::: Exercise materials

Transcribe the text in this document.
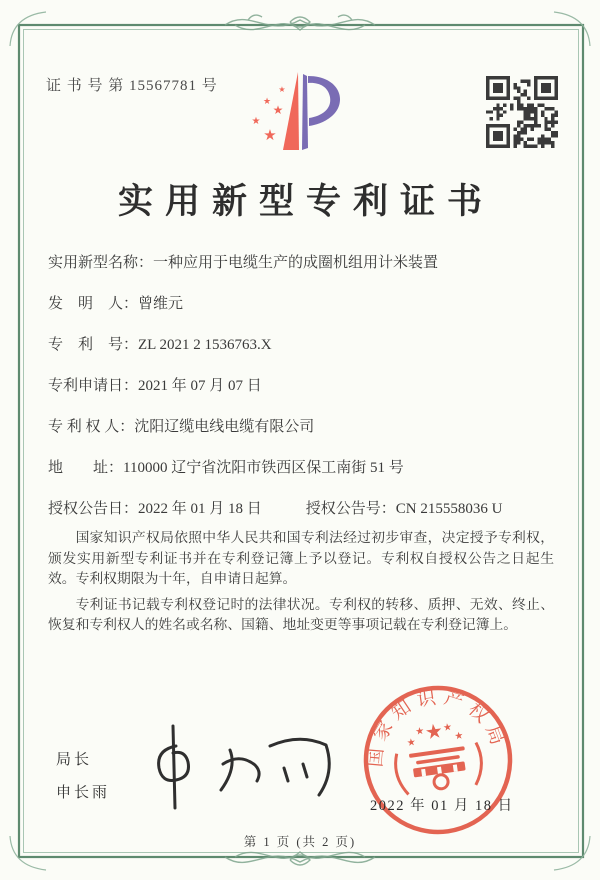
证 书 号 第 15567781 号	★
★
★
★
★
实用新型专利证书
实用新型名称：一种应用于电缆生产的成圈机组用计米装置
发　明　人：曾维元
专　利　号：ZL 2021 2 1536763.X
专利申请日：2021 年 07 月 07 日
专 利 权 人：沈阳辽缆电线电缆有限公司
地　　址：110000 辽宁省沈阳市铁西区保工南街 51 号
授权公告日：2022 年 01 月 18 日	授权公告号：CN 215558036 U

国家知识产权局依照中华人民共和国专利法经过初步审查，决定授予专利权，颁发实用新型专利证书并在专利登记簿上予以登记。专利权自授权公告之日起生效。专利权期限为十年，自申请日起算。

专利证书记载专利权登记时的法律状况。专利权的转移、质押、无效、终止、恢复和专利权人的姓名或名称、国籍、地址变更等事项记载在专利登记簿上。

局长
申长雨
国家知识产权局
★
★
★ ★
★
2022 年 01 月 18 日
第 1 页 (共 2 页)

::::::

Written exercise. Above are the records; reproduce them exactly and leave out the pictures.

Solution to this task.
Transcribe the text in this document.
证 书 号 第 15567781 号	★
★
★
★
★
实用新型专利证书
实用新型名称：一种应用于电缆生产的成圈机组用计米装置
发　明　人：曾维元
专　利　号：ZL 2021 2 1536763.X
专利申请日：2021 年 07 月 07 日
专 利 权 人：沈阳辽缆电线电缆有限公司
地　　址：110000 辽宁省沈阳市铁西区保工南街 51 号
授权公告日：2022 年 01 月 18 日	授权公告号：CN 215558036 U

国家知识产权局依照中华人民共和国专利法经过初步审查，决定授予专利权，颁发实用新型专利证书并在专利登记簿上予以登记。专利权自授权公告之日起生效。专利权期限为十年，自申请日起算。

专利证书记载专利权登记时的法律状况。专利权的转移、质押、无效、终止、恢复和专利权人的姓名或名称、国籍、地址变更等事项记载在专利登记簿上。

局长
申长雨
国家知识产权局
★
★
★ ★
★
2022 年 01 月 18 日
第 1 页 (共 2 页)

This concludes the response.